[Begin]

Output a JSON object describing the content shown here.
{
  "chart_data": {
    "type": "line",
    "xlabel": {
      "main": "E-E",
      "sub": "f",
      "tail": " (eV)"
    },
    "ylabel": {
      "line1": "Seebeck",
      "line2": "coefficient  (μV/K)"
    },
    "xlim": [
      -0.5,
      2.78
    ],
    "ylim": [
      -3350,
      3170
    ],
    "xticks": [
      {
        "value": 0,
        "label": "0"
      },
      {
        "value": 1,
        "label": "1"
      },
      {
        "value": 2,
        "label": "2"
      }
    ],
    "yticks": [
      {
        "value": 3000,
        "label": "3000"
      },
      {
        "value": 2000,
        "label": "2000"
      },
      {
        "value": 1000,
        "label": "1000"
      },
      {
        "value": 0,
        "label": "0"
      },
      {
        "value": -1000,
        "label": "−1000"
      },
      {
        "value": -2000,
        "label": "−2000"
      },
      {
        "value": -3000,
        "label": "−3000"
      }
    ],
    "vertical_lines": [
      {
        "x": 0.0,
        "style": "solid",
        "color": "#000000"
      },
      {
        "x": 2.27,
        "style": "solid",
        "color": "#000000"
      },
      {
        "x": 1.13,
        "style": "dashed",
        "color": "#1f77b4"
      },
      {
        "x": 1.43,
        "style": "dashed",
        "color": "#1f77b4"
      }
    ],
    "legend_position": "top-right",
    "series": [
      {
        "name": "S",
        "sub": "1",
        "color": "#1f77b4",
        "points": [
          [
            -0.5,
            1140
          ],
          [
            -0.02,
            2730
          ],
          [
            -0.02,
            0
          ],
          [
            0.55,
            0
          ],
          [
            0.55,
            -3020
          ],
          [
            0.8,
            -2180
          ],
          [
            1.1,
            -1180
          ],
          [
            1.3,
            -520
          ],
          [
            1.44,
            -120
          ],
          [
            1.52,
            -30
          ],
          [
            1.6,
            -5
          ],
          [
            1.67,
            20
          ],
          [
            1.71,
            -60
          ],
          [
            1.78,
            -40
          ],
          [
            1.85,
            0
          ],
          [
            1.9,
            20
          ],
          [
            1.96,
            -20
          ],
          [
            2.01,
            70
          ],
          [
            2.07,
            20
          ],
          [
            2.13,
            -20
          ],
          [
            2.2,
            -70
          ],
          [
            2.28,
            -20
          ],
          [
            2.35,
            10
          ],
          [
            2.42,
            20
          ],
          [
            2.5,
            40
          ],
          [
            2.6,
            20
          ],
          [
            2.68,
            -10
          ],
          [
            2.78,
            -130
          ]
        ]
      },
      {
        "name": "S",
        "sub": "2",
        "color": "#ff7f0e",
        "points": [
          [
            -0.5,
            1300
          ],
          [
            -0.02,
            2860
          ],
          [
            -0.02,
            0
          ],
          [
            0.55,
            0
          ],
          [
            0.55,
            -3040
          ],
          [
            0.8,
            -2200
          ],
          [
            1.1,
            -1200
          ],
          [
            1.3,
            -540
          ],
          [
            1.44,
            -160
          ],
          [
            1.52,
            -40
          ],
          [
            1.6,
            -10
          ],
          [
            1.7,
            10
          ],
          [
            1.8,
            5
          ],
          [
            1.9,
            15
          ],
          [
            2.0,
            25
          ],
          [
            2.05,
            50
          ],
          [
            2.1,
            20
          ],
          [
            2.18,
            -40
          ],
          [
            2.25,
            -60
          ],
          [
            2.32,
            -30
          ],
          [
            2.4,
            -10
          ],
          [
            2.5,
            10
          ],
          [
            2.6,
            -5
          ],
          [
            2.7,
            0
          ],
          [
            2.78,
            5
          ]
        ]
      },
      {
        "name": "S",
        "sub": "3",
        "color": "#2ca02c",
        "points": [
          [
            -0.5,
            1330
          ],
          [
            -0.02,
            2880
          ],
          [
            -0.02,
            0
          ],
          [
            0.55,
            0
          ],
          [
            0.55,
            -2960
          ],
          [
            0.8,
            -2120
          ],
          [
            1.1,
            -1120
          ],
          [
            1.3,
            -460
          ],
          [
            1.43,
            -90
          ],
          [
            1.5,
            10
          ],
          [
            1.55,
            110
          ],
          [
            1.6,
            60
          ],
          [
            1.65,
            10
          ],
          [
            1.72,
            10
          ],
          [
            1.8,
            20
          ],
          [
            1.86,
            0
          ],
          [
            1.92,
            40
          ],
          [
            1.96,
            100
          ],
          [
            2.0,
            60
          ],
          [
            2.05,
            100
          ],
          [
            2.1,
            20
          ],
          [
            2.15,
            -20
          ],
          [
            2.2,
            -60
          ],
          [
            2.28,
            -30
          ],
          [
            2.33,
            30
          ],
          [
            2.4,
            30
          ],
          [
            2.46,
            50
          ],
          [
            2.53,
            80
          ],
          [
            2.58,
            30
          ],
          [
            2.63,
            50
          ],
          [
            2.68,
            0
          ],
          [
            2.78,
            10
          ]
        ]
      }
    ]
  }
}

[End]

- _Short exercise_: Give the material above again, word for word.

- _Answer to this task_:
Output a JSON object describing the content shown here.
{
  "chart_data": {
    "type": "line",
    "xlabel": {
      "main": "E-E",
      "sub": "f",
      "tail": " (eV)"
    },
    "ylabel": {
      "line1": "Seebeck",
      "line2": "coefficient  (μV/K)"
    },
    "xlim": [
      -0.5,
      2.78
    ],
    "ylim": [
      -3350,
      3170
    ],
    "xticks": [
      {
        "value": 0,
        "label": "0"
      },
      {
        "value": 1,
        "label": "1"
      },
      {
        "value": 2,
        "label": "2"
      }
    ],
    "yticks": [
      {
        "value": 3000,
        "label": "3000"
      },
      {
        "value": 2000,
        "label": "2000"
      },
      {
        "value": 1000,
        "label": "1000"
      },
      {
        "value": 0,
        "label": "0"
      },
      {
        "value": -1000,
        "label": "−1000"
      },
      {
        "value": -2000,
        "label": "−2000"
      },
      {
        "value": -3000,
        "label": "−3000"
      }
    ],
    "vertical_lines": [
      {
        "x": 0.0,
        "style": "solid",
        "color": "#000000"
      },
      {
        "x": 2.27,
        "style": "solid",
        "color": "#000000"
      },
      {
        "x": 1.13,
        "style": "dashed",
        "color": "#1f77b4"
      },
      {
        "x": 1.43,
        "style": "dashed",
        "color": "#1f77b4"
      }
    ],
    "legend_position": "top-right",
    "series": [
      {
        "name": "S",
        "sub": "1",
        "color": "#1f77b4",
        "points": [
          [
            -0.5,
            1140
          ],
          [
            -0.02,
            2730
          ],
          [
            -0.02,
            0
          ],
          [
            0.55,
            0
          ],
          [
            0.55,
            -3020
          ],
          [
            0.8,
            -2180
          ],
          [
            1.1,
            -1180
          ],
          [
            1.3,
            -520
          ],
          [
            1.44,
            -120
          ],
          [
            1.52,
            -30
          ],
          [
            1.6,
            -5
          ],
          [
            1.67,
            20
          ],
          [
            1.71,
            -60
          ],
          [
            1.78,
            -40
          ],
          [
            1.85,
            0
          ],
          [
            1.9,
            20
          ],
          [
            1.96,
            -20
          ],
          [
            2.01,
            70
          ],
          [
            2.07,
            20
          ],
          [
            2.13,
            -20
          ],
          [
            2.2,
            -70
          ],
          [
            2.28,
            -20
          ],
          [
            2.35,
            10
          ],
          [
            2.42,
            20
          ],
          [
            2.5,
            40
          ],
          [
            2.6,
            20
          ],
          [
            2.68,
            -10
          ],
          [
            2.78,
            -130
          ]
        ]
      },
      {
        "name": "S",
        "sub": "2",
        "color": "#ff7f0e",
        "points": [
          [
            -0.5,
            1300
          ],
          [
            -0.02,
            2860
          ],
          [
            -0.02,
            0
          ],
          [
            0.55,
            0
          ],
          [
            0.55,
            -3040
          ],
          [
            0.8,
            -2200
          ],
          [
            1.1,
            -1200
          ],
          [
            1.3,
            -540
          ],
          [
            1.44,
            -160
          ],
          [
            1.52,
            -40
          ],
          [
            1.6,
            -10
          ],
          [
            1.7,
            10
          ],
          [
            1.8,
            5
          ],
          [
            1.9,
            15
          ],
          [
            2.0,
            25
          ],
          [
            2.05,
            50
          ],
          [
            2.1,
            20
          ],
          [
            2.18,
            -40
          ],
          [
            2.25,
            -60
          ],
          [
            2.32,
            -30
          ],
          [
            2.4,
            -10
          ],
          [
            2.5,
            10
          ],
          [
            2.6,
            -5
          ],
          [
            2.7,
            0
          ],
          [
            2.78,
            5
          ]
        ]
      },
      {
        "name": "S",
        "sub": "3",
        "color": "#2ca02c",
        "points": [
          [
            -0.5,
            1330
          ],
          [
            -0.02,
            2880
          ],
          [
            -0.02,
            0
          ],
          [
            0.55,
            0
          ],
          [
            0.55,
            -2960
          ],
          [
            0.8,
            -2120
          ],
          [
            1.1,
            -1120
          ],
          [
            1.3,
            -460
          ],
          [
            1.43,
            -90
          ],
          [
            1.5,
            10
          ],
          [
            1.55,
            110
          ],
          [
            1.6,
            60
          ],
          [
            1.65,
            10
          ],
          [
            1.72,
            10
          ],
          [
            1.8,
            20
          ],
          [
            1.86,
            0
          ],
          [
            1.92,
            40
          ],
          [
            1.96,
            100
          ],
          [
            2.0,
            60
          ],
          [
            2.05,
            100
          ],
          [
            2.1,
            20
          ],
          [
            2.15,
            -20
          ],
          [
            2.2,
            -60
          ],
          [
            2.28,
            -30
          ],
          [
            2.33,
            30
          ],
          [
            2.4,
            30
          ],
          [
            2.46,
            50
          ],
          [
            2.53,
            80
          ],
          [
            2.58,
            30
          ],
          [
            2.63,
            50
          ],
          [
            2.68,
            0
          ],
          [
            2.78,
            10
          ]
        ]
      }
    ]
  }
}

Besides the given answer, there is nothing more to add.